* **Exercise prompt**
Find every line with the word "detector". Copy those lines.

* **Entries**

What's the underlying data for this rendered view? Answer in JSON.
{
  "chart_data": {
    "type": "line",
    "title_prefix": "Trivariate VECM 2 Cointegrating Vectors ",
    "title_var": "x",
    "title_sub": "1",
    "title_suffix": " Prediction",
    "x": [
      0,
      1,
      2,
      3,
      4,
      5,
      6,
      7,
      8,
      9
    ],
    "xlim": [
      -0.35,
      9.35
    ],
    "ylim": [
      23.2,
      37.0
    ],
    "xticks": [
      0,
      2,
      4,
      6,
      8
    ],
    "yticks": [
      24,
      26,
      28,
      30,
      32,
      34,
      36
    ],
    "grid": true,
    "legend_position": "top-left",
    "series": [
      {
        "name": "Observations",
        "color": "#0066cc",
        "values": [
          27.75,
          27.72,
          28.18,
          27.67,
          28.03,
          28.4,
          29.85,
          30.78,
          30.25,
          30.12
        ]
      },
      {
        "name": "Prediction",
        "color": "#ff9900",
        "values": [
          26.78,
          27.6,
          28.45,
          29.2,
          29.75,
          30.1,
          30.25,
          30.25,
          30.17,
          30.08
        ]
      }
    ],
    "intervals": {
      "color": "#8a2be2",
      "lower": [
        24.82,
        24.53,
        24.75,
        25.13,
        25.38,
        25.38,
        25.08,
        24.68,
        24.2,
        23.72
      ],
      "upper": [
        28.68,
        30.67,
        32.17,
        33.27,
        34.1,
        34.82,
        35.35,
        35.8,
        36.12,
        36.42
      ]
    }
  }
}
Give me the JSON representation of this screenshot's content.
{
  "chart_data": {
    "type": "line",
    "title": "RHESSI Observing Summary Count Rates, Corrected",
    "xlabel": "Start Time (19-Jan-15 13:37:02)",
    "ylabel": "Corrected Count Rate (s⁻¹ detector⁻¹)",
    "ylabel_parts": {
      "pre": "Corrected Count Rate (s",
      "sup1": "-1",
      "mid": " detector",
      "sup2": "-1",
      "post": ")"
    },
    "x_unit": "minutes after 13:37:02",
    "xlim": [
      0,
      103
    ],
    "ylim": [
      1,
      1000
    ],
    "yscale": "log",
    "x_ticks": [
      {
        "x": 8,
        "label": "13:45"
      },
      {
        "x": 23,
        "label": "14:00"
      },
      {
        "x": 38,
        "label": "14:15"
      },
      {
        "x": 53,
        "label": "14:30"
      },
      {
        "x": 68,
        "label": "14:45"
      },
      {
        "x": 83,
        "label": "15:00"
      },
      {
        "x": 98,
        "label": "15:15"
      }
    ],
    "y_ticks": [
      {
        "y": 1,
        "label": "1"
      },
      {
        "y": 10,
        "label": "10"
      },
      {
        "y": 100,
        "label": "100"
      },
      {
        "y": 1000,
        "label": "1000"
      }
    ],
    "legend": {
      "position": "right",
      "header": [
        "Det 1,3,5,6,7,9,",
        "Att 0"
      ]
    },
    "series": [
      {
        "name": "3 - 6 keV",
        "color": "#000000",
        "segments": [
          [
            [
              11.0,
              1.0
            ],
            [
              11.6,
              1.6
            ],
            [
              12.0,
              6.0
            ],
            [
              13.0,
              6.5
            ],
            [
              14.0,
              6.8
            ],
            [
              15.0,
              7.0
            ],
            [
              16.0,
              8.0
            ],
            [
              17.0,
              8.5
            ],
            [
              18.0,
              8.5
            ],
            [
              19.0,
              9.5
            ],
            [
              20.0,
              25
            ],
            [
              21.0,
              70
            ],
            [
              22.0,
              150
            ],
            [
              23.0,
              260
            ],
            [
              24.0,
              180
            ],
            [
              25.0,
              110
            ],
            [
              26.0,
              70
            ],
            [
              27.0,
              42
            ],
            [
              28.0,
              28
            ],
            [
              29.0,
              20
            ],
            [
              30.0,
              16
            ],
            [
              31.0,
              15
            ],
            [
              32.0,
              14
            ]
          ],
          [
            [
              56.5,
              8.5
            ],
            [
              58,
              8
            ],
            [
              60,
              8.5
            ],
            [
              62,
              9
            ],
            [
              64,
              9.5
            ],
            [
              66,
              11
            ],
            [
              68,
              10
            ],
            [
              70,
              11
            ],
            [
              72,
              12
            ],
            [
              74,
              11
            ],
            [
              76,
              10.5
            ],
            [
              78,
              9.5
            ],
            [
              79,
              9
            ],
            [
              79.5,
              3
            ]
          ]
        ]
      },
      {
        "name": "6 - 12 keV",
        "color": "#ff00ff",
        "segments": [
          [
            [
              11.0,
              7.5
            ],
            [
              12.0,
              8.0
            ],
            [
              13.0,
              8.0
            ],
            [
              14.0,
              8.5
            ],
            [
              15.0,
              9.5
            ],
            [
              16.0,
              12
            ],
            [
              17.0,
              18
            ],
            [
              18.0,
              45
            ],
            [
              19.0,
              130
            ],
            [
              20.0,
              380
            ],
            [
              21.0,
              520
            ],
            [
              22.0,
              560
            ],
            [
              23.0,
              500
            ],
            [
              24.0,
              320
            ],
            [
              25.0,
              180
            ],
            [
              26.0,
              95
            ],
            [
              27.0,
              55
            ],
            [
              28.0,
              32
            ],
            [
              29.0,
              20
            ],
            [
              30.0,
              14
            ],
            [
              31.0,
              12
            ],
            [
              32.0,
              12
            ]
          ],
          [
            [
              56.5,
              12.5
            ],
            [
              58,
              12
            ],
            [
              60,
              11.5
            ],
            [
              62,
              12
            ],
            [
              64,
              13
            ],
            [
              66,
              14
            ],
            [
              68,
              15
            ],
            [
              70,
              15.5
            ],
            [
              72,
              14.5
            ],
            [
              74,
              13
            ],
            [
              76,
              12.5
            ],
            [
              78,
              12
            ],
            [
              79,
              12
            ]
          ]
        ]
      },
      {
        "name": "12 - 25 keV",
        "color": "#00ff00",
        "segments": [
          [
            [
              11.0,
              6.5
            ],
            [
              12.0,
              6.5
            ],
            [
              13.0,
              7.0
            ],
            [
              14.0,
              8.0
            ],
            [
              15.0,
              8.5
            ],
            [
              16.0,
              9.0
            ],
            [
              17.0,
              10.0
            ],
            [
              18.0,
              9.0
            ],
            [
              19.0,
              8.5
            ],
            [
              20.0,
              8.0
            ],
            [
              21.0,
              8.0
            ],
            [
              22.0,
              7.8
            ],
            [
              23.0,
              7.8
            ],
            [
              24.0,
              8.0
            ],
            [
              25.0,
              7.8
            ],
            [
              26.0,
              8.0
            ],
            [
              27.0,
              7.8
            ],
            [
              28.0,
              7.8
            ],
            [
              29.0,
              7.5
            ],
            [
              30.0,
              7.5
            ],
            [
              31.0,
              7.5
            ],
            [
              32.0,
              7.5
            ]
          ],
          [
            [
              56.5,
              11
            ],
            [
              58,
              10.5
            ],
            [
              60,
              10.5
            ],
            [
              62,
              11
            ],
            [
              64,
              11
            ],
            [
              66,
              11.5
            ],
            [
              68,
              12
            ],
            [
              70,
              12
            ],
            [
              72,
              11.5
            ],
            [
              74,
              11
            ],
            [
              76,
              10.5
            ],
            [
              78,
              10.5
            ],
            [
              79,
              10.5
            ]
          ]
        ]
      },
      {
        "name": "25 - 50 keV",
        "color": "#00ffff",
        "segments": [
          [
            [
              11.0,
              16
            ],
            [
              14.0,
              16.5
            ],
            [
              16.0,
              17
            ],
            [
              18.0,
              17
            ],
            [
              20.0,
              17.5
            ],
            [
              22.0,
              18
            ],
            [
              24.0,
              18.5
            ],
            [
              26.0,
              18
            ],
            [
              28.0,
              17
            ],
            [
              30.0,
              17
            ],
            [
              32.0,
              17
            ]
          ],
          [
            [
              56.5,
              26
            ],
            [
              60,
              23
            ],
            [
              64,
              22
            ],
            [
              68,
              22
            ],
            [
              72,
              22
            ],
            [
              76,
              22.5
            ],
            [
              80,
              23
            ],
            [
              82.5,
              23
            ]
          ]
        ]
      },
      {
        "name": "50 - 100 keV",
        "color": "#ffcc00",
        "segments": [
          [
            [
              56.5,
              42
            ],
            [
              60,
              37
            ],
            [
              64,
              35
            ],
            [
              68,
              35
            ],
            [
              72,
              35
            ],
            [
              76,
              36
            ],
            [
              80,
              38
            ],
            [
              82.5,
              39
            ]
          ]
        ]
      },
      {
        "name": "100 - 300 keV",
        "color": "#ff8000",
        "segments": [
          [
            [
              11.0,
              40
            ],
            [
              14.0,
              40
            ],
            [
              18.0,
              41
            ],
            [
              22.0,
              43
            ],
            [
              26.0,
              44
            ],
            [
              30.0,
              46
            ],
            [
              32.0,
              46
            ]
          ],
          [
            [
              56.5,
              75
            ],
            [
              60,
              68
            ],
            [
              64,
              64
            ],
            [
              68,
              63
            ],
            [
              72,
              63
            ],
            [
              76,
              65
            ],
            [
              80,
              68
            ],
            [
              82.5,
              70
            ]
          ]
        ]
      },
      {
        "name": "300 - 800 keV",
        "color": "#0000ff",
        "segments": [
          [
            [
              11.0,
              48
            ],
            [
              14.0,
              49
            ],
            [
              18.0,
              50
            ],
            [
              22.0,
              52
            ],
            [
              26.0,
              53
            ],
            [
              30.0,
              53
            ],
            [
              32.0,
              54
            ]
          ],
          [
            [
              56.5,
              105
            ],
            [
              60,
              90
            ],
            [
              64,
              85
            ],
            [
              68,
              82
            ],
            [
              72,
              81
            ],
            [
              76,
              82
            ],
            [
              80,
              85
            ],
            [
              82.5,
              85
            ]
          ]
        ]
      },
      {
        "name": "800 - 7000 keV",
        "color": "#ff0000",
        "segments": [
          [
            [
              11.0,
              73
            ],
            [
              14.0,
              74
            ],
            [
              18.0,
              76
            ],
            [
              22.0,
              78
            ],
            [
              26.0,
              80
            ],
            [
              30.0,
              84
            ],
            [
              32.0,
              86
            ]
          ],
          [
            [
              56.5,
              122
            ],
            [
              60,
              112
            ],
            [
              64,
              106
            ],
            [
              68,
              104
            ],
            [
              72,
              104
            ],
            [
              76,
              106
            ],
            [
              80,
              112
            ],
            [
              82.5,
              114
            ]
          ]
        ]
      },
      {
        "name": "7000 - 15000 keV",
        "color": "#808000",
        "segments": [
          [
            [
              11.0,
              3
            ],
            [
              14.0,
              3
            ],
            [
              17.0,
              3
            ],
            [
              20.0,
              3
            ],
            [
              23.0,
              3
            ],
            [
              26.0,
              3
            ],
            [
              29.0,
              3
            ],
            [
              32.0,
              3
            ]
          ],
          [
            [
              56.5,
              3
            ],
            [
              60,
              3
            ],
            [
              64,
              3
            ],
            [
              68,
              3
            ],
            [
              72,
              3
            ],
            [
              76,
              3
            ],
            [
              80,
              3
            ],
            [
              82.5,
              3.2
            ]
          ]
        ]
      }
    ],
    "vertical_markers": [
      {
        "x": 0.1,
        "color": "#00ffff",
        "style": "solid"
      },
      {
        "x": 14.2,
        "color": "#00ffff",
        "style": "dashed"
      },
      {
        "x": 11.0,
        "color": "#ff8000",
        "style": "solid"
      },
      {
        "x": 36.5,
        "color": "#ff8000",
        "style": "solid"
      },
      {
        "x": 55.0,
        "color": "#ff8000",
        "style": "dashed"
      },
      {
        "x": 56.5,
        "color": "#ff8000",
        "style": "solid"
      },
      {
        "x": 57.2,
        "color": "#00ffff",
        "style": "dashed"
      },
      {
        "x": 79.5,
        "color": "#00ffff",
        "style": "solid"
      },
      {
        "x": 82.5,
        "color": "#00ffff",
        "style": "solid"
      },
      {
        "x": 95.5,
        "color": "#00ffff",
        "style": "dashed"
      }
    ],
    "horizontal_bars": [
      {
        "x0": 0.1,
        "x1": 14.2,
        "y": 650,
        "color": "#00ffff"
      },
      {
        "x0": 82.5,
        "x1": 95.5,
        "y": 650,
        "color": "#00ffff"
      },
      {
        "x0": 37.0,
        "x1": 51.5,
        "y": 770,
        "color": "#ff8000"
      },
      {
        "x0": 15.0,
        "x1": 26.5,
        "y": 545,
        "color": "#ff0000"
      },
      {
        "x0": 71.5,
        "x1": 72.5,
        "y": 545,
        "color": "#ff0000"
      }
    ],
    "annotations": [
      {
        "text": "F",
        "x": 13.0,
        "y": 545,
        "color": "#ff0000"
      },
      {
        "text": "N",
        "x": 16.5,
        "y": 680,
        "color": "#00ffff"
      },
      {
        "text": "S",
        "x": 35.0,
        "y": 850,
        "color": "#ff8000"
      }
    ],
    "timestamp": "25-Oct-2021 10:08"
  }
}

---

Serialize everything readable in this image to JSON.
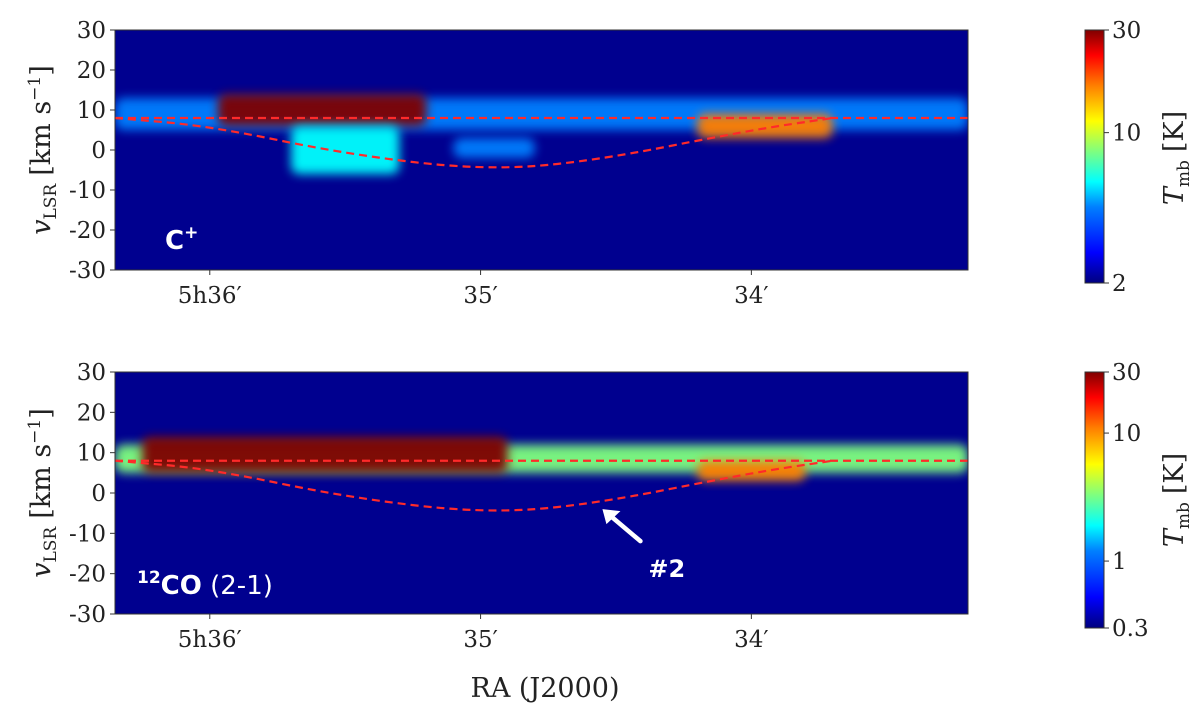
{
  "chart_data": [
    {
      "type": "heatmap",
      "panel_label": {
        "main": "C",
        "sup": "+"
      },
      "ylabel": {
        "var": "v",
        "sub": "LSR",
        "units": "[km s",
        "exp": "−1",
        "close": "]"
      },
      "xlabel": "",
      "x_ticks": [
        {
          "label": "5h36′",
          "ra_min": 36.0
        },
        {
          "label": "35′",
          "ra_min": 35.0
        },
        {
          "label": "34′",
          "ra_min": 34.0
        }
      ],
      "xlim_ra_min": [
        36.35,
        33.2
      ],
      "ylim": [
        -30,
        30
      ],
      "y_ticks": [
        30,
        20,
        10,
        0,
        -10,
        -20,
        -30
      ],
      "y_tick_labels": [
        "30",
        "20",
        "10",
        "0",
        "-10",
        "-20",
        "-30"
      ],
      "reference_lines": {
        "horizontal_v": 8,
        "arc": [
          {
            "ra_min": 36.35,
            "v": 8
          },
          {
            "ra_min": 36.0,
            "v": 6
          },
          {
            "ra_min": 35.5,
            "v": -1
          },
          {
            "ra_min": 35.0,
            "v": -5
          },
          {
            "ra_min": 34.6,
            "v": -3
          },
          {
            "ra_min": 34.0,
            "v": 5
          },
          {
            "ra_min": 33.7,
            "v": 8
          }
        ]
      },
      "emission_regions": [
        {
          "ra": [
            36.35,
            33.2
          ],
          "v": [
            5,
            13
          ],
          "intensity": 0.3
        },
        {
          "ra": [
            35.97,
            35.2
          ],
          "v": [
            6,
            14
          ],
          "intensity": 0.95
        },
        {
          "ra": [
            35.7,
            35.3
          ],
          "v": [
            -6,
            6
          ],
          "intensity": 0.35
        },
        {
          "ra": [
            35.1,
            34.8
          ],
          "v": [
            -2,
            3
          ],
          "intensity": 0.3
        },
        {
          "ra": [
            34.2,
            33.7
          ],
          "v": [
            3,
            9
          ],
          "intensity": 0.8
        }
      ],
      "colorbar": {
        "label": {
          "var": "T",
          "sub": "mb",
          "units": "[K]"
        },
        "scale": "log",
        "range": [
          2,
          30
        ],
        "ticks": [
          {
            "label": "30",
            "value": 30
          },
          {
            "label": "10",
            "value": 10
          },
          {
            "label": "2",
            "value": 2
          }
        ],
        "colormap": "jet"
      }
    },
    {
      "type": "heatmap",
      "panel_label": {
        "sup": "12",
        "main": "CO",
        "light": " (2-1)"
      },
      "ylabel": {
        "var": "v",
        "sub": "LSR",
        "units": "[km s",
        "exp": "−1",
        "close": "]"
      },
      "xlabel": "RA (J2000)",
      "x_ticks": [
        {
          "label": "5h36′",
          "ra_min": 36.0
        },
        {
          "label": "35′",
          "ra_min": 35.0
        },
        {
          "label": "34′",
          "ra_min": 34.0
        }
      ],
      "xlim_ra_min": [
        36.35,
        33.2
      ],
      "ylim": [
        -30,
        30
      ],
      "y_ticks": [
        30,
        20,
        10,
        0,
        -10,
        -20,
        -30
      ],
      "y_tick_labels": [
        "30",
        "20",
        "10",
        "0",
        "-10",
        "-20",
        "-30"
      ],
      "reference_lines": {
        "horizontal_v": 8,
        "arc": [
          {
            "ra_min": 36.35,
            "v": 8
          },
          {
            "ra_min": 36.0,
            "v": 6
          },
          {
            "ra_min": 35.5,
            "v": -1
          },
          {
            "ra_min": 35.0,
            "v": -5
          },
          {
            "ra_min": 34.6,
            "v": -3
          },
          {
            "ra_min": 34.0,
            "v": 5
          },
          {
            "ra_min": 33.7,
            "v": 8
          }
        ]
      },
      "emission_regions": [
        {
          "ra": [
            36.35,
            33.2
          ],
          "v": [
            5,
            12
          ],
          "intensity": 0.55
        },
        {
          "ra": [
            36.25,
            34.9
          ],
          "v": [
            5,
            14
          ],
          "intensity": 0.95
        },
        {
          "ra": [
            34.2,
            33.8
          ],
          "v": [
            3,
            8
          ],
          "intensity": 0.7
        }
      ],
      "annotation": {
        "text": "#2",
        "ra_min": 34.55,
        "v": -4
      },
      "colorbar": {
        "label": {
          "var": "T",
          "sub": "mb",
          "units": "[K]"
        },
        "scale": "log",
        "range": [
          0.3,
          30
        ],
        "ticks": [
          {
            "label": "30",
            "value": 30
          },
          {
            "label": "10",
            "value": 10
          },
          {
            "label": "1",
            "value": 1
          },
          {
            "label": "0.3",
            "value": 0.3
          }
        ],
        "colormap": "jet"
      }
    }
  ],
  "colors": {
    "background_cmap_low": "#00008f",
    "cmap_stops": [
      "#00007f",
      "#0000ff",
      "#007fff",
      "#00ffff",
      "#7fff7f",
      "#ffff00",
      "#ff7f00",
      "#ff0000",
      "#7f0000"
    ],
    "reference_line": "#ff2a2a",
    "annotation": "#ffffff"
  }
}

...

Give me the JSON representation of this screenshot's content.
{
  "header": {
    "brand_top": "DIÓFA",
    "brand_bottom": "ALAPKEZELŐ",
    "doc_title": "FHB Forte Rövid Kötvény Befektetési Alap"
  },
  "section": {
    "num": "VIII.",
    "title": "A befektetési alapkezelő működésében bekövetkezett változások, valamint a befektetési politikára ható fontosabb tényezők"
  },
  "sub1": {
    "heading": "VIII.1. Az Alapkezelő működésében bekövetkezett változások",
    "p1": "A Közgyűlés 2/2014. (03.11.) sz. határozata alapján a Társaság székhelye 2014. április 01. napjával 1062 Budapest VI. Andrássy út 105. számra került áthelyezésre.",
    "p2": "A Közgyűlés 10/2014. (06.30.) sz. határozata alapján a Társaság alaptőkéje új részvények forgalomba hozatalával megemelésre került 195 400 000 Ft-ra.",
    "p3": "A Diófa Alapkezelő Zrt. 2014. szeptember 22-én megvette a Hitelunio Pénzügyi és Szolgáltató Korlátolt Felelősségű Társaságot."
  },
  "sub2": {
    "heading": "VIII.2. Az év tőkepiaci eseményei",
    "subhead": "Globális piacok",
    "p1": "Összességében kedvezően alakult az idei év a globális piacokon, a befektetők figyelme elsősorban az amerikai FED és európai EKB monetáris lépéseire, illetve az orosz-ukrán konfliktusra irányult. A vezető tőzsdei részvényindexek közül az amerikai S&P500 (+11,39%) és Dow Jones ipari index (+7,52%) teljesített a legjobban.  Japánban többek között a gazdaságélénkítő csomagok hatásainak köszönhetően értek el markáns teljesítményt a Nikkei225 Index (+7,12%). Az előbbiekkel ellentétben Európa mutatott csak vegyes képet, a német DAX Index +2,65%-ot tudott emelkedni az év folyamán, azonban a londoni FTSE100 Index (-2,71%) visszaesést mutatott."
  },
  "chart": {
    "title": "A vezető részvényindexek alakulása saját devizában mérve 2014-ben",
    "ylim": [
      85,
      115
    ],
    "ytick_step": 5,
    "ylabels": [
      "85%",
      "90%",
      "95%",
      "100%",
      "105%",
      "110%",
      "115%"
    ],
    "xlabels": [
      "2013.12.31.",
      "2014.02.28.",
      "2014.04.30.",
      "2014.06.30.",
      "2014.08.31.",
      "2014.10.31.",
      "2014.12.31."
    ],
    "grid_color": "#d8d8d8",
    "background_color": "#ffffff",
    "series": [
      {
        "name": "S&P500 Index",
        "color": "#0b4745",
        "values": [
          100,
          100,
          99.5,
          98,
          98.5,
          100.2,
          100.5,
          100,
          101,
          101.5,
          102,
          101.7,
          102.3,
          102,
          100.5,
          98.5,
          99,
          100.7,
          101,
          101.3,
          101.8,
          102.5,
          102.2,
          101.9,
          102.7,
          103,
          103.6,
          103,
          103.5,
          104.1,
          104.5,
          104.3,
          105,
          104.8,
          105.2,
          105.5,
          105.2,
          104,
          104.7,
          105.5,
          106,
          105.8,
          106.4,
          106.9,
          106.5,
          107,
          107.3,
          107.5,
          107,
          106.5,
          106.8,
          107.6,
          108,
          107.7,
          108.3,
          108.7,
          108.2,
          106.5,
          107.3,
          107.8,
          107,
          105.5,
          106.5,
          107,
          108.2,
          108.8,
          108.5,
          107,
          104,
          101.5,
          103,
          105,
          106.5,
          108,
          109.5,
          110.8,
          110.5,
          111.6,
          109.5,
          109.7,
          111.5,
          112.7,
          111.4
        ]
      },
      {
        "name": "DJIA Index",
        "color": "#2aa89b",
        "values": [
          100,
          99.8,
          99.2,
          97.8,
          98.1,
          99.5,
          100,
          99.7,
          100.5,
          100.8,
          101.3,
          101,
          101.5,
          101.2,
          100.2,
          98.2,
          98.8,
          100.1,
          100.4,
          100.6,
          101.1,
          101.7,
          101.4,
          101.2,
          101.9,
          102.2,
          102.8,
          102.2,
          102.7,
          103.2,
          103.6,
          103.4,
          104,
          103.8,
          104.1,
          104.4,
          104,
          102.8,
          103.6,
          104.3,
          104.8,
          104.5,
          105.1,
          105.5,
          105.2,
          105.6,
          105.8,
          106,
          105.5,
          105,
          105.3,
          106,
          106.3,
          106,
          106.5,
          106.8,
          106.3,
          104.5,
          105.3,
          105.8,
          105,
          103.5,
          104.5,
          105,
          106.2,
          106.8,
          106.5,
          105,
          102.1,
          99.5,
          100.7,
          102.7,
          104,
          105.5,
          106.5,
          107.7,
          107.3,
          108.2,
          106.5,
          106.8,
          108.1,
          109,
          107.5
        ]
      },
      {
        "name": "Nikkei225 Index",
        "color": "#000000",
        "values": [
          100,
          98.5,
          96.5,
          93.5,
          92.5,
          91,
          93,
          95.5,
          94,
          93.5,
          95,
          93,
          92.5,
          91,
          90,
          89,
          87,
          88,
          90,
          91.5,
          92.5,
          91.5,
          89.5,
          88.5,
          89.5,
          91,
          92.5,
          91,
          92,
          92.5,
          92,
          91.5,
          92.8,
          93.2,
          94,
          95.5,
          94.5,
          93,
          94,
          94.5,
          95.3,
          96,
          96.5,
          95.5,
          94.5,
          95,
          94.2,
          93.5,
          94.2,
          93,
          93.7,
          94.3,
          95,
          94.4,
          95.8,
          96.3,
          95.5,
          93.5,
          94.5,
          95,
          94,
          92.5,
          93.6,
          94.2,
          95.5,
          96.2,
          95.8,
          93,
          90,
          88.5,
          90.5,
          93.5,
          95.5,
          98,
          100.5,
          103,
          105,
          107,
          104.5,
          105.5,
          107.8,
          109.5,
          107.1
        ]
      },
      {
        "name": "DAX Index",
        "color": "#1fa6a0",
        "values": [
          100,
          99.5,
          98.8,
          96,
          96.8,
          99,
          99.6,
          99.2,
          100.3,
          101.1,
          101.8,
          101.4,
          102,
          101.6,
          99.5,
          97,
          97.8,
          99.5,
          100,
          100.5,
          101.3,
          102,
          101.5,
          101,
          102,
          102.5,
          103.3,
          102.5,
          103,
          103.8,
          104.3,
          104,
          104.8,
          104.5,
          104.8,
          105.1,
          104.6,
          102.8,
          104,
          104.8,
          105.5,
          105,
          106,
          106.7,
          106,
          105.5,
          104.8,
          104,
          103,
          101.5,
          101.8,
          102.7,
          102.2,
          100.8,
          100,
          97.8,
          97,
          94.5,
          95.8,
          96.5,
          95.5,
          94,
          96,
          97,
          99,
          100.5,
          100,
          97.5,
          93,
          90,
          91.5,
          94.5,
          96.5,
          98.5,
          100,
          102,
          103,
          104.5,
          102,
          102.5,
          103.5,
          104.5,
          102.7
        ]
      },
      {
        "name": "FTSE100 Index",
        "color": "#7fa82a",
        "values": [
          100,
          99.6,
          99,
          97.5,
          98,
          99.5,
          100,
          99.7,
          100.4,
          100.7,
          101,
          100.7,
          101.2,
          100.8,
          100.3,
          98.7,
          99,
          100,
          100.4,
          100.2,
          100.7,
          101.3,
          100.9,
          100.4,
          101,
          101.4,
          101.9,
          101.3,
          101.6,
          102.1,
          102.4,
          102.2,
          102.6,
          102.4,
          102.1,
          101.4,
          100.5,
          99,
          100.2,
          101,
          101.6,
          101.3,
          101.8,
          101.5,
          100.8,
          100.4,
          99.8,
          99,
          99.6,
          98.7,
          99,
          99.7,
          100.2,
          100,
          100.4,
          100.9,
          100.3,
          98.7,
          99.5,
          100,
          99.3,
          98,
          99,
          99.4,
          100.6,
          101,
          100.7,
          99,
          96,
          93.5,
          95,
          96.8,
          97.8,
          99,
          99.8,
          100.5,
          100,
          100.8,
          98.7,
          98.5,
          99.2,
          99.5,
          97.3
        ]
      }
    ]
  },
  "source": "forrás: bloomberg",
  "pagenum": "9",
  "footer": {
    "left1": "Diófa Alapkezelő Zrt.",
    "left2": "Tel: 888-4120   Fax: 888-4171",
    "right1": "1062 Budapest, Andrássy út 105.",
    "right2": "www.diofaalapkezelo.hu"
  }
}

* **The result**
    "ylabel": "Corrected Count Rate (s⁻¹ detector⁻¹)",
      "mid": " detector",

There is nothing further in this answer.